## Problem
Copy out the data exactly, leaving the pictures behind.

## Available records

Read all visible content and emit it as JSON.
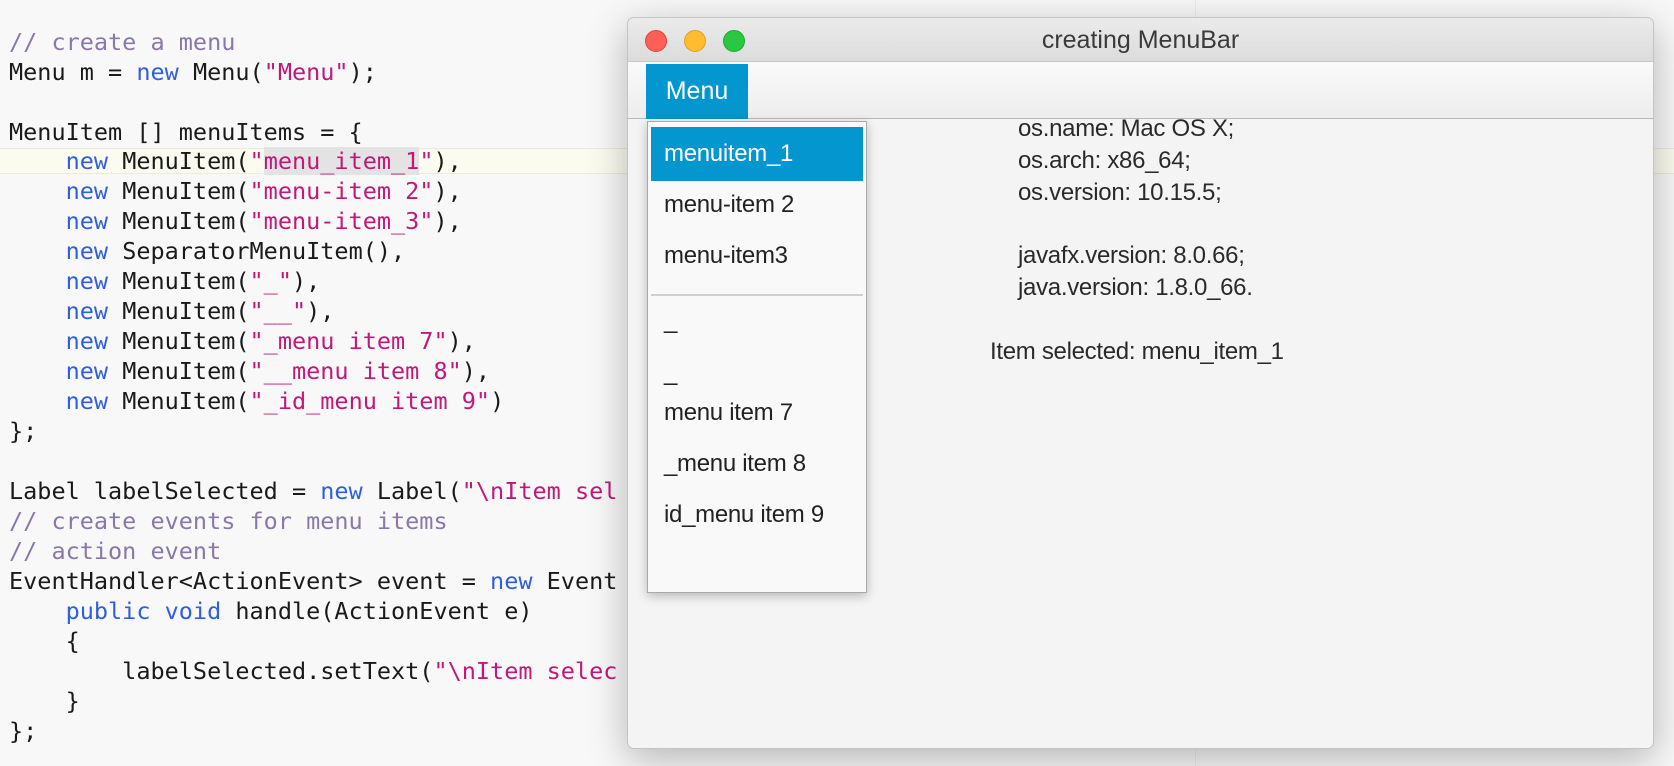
{
  "editor": {
    "lines": {
      "l1": [
        {
          "t": "// create a menu",
          "c": "cmt"
        }
      ],
      "l2": [
        {
          "t": "Menu m = ",
          "c": ""
        },
        {
          "t": "new",
          "c": "kw"
        },
        {
          "t": " Menu(",
          "c": ""
        },
        {
          "t": "\"Menu\"",
          "c": "str"
        },
        {
          "t": ");",
          "c": ""
        }
      ],
      "l3": [],
      "l4": [
        {
          "t": "MenuItem [] menuItems = {",
          "c": ""
        }
      ],
      "l5": [
        {
          "t": "    ",
          "c": ""
        },
        {
          "t": "new",
          "c": "kw"
        },
        {
          "t": " MenuItem(",
          "c": ""
        },
        {
          "t": "\"",
          "c": "str"
        },
        {
          "t": "menu_item_1",
          "c": "str hl"
        },
        {
          "t": "\"",
          "c": "str"
        },
        {
          "t": "),",
          "c": ""
        }
      ],
      "l6": [
        {
          "t": "    ",
          "c": ""
        },
        {
          "t": "new",
          "c": "kw"
        },
        {
          "t": " MenuItem(",
          "c": ""
        },
        {
          "t": "\"menu-item 2\"",
          "c": "str"
        },
        {
          "t": "),",
          "c": ""
        }
      ],
      "l7": [
        {
          "t": "    ",
          "c": ""
        },
        {
          "t": "new",
          "c": "kw"
        },
        {
          "t": " MenuItem(",
          "c": ""
        },
        {
          "t": "\"menu-item_3\"",
          "c": "str"
        },
        {
          "t": "),",
          "c": ""
        }
      ],
      "l8": [
        {
          "t": "    ",
          "c": ""
        },
        {
          "t": "new",
          "c": "kw"
        },
        {
          "t": " SeparatorMenuItem(),",
          "c": ""
        }
      ],
      "l9": [
        {
          "t": "    ",
          "c": ""
        },
        {
          "t": "new",
          "c": "kw"
        },
        {
          "t": " MenuItem(",
          "c": ""
        },
        {
          "t": "\"_\"",
          "c": "str"
        },
        {
          "t": "),",
          "c": ""
        }
      ],
      "l10": [
        {
          "t": "    ",
          "c": ""
        },
        {
          "t": "new",
          "c": "kw"
        },
        {
          "t": " MenuItem(",
          "c": ""
        },
        {
          "t": "\"__\"",
          "c": "str"
        },
        {
          "t": "),",
          "c": ""
        }
      ],
      "l11": [
        {
          "t": "    ",
          "c": ""
        },
        {
          "t": "new",
          "c": "kw"
        },
        {
          "t": " MenuItem(",
          "c": ""
        },
        {
          "t": "\"_menu item 7\"",
          "c": "str"
        },
        {
          "t": "),",
          "c": ""
        }
      ],
      "l12": [
        {
          "t": "    ",
          "c": ""
        },
        {
          "t": "new",
          "c": "kw"
        },
        {
          "t": " MenuItem(",
          "c": ""
        },
        {
          "t": "\"__menu item 8\"",
          "c": "str"
        },
        {
          "t": "),",
          "c": ""
        }
      ],
      "l13": [
        {
          "t": "    ",
          "c": ""
        },
        {
          "t": "new",
          "c": "kw"
        },
        {
          "t": " MenuItem(",
          "c": ""
        },
        {
          "t": "\"_id_menu item 9\"",
          "c": "str"
        },
        {
          "t": ")",
          "c": ""
        }
      ],
      "l14": [
        {
          "t": "};",
          "c": ""
        }
      ],
      "l15": [],
      "l16": [
        {
          "t": "Label labelSelected = ",
          "c": ""
        },
        {
          "t": "new",
          "c": "kw"
        },
        {
          "t": " Label(",
          "c": ""
        },
        {
          "t": "\"\\nItem sel",
          "c": "str"
        }
      ],
      "l17": [
        {
          "t": "// create events for menu items",
          "c": "cmt"
        }
      ],
      "l18": [
        {
          "t": "// action event",
          "c": "cmt"
        }
      ],
      "l19": [
        {
          "t": "EventHandler<ActionEvent> event = ",
          "c": ""
        },
        {
          "t": "new",
          "c": "kw"
        },
        {
          "t": " Event",
          "c": ""
        }
      ],
      "l20": [
        {
          "t": "    ",
          "c": ""
        },
        {
          "t": "public",
          "c": "kw"
        },
        {
          "t": " ",
          "c": ""
        },
        {
          "t": "void",
          "c": "kw"
        },
        {
          "t": " handle(ActionEvent e)",
          "c": ""
        }
      ],
      "l21": [
        {
          "t": "    {",
          "c": ""
        }
      ],
      "l22": [
        {
          "t": "        labelSelected.setText(",
          "c": ""
        },
        {
          "t": "\"\\nItem selec",
          "c": "str"
        }
      ],
      "l23": [
        {
          "t": "    }",
          "c": ""
        }
      ],
      "l24": [
        {
          "t": "};",
          "c": ""
        }
      ]
    }
  },
  "window": {
    "title": "creating MenuBar",
    "menu_label": "Menu",
    "menu_items": {
      "i1": "menuitem_1",
      "i2": "menu-item 2",
      "i3": "menu-item3",
      "i4": "_",
      "i5": "_",
      "i6": "menu item 7",
      "i7": "_menu item 8",
      "i8": "id_menu item 9"
    },
    "selected_item_index": 1,
    "info": {
      "os_name": "os.name: Mac OS X;",
      "os_arch": "os.arch: x86_64;",
      "os_version": "os.version: 10.15.5;",
      "javafx_version": "javafx.version: 8.0.66;",
      "java_version": "java.version: 1.8.0_66."
    },
    "item_selected": "Item selected: menu_item_1"
  },
  "colors": {
    "accent": "#0496cf",
    "keyword": "#2f5fdc",
    "string": "#c0197a",
    "comment": "#8a78a8"
  }
}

## Final answer
Read all visible content and emit it as JSON.
{
  "editor": {
    "lines": {
      "l1": [
        {
          "t": "// create a menu",
          "c": "cmt"
        }
      ],
      "l2": [
        {
          "t": "Menu m = ",
          "c": ""
        },
        {
          "t": "new",
          "c": "kw"
        },
        {
          "t": " Menu(",
          "c": ""
        },
        {
          "t": "\"Menu\"",
          "c": "str"
        },
        {
          "t": ");",
          "c": ""
        }
      ],
      "l3": [],
      "l4": [
        {
          "t": "MenuItem [] menuItems = {",
          "c": ""
        }
      ],
      "l5": [
        {
          "t": "    ",
          "c": ""
        },
        {
          "t": "new",
          "c": "kw"
        },
        {
          "t": " MenuItem(",
          "c": ""
        },
        {
          "t": "\"",
          "c": "str"
        },
        {
          "t": "menu_item_1",
          "c": "str hl"
        },
        {
          "t": "\"",
          "c": "str"
        },
        {
          "t": "),",
          "c": ""
        }
      ],
      "l6": [
        {
          "t": "    ",
          "c": ""
        },
        {
          "t": "new",
          "c": "kw"
        },
        {
          "t": " MenuItem(",
          "c": ""
        },
        {
          "t": "\"menu-item 2\"",
          "c": "str"
        },
        {
          "t": "),",
          "c": ""
        }
      ],
      "l7": [
        {
          "t": "    ",
          "c": ""
        },
        {
          "t": "new",
          "c": "kw"
        },
        {
          "t": " MenuItem(",
          "c": ""
        },
        {
          "t": "\"menu-item_3\"",
          "c": "str"
        },
        {
          "t": "),",
          "c": ""
        }
      ],
      "l8": [
        {
          "t": "    ",
          "c": ""
        },
        {
          "t": "new",
          "c": "kw"
        },
        {
          "t": " SeparatorMenuItem(),",
          "c": ""
        }
      ],
      "l9": [
        {
          "t": "    ",
          "c": ""
        },
        {
          "t": "new",
          "c": "kw"
        },
        {
          "t": " MenuItem(",
          "c": ""
        },
        {
          "t": "\"_\"",
          "c": "str"
        },
        {
          "t": "),",
          "c": ""
        }
      ],
      "l10": [
        {
          "t": "    ",
          "c": ""
        },
        {
          "t": "new",
          "c": "kw"
        },
        {
          "t": " MenuItem(",
          "c": ""
        },
        {
          "t": "\"__\"",
          "c": "str"
        },
        {
          "t": "),",
          "c": ""
        }
      ],
      "l11": [
        {
          "t": "    ",
          "c": ""
        },
        {
          "t": "new",
          "c": "kw"
        },
        {
          "t": " MenuItem(",
          "c": ""
        },
        {
          "t": "\"_menu item 7\"",
          "c": "str"
        },
        {
          "t": "),",
          "c": ""
        }
      ],
      "l12": [
        {
          "t": "    ",
          "c": ""
        },
        {
          "t": "new",
          "c": "kw"
        },
        {
          "t": " MenuItem(",
          "c": ""
        },
        {
          "t": "\"__menu item 8\"",
          "c": "str"
        },
        {
          "t": "),",
          "c": ""
        }
      ],
      "l13": [
        {
          "t": "    ",
          "c": ""
        },
        {
          "t": "new",
          "c": "kw"
        },
        {
          "t": " MenuItem(",
          "c": ""
        },
        {
          "t": "\"_id_menu item 9\"",
          "c": "str"
        },
        {
          "t": ")",
          "c": ""
        }
      ],
      "l14": [
        {
          "t": "};",
          "c": ""
        }
      ],
      "l15": [],
      "l16": [
        {
          "t": "Label labelSelected = ",
          "c": ""
        },
        {
          "t": "new",
          "c": "kw"
        },
        {
          "t": " Label(",
          "c": ""
        },
        {
          "t": "\"\\nItem sel",
          "c": "str"
        }
      ],
      "l17": [
        {
          "t": "// create events for menu items",
          "c": "cmt"
        }
      ],
      "l18": [
        {
          "t": "// action event",
          "c": "cmt"
        }
      ],
      "l19": [
        {
          "t": "EventHandler<ActionEvent> event = ",
          "c": ""
        },
        {
          "t": "new",
          "c": "kw"
        },
        {
          "t": " Event",
          "c": ""
        }
      ],
      "l20": [
        {
          "t": "    ",
          "c": ""
        },
        {
          "t": "public",
          "c": "kw"
        },
        {
          "t": " ",
          "c": ""
        },
        {
          "t": "void",
          "c": "kw"
        },
        {
          "t": " handle(ActionEvent e)",
          "c": ""
        }
      ],
      "l21": [
        {
          "t": "    {",
          "c": ""
        }
      ],
      "l22": [
        {
          "t": "        labelSelected.setText(",
          "c": ""
        },
        {
          "t": "\"\\nItem selec",
          "c": "str"
        }
      ],
      "l23": [
        {
          "t": "    }",
          "c": ""
        }
      ],
      "l24": [
        {
          "t": "};",
          "c": ""
        }
      ]
    }
  },
  "window": {
    "title": "creating MenuBar",
    "menu_label": "Menu",
    "menu_items": {
      "i1": "menuitem_1",
      "i2": "menu-item 2",
      "i3": "menu-item3",
      "i4": "_",
      "i5": "_",
      "i6": "menu item 7",
      "i7": "_menu item 8",
      "i8": "id_menu item 9"
    },
    "selected_item_index": 1,
    "info": {
      "os_name": "os.name: Mac OS X;",
      "os_arch": "os.arch: x86_64;",
      "os_version": "os.version: 10.15.5;",
      "javafx_version": "javafx.version: 8.0.66;",
      "java_version": "java.version: 1.8.0_66."
    },
    "item_selected": "Item selected: menu_item_1"
  },
  "colors": {
    "accent": "#0496cf",
    "keyword": "#2f5fdc",
    "string": "#c0197a",
    "comment": "#8a78a8"
  }
}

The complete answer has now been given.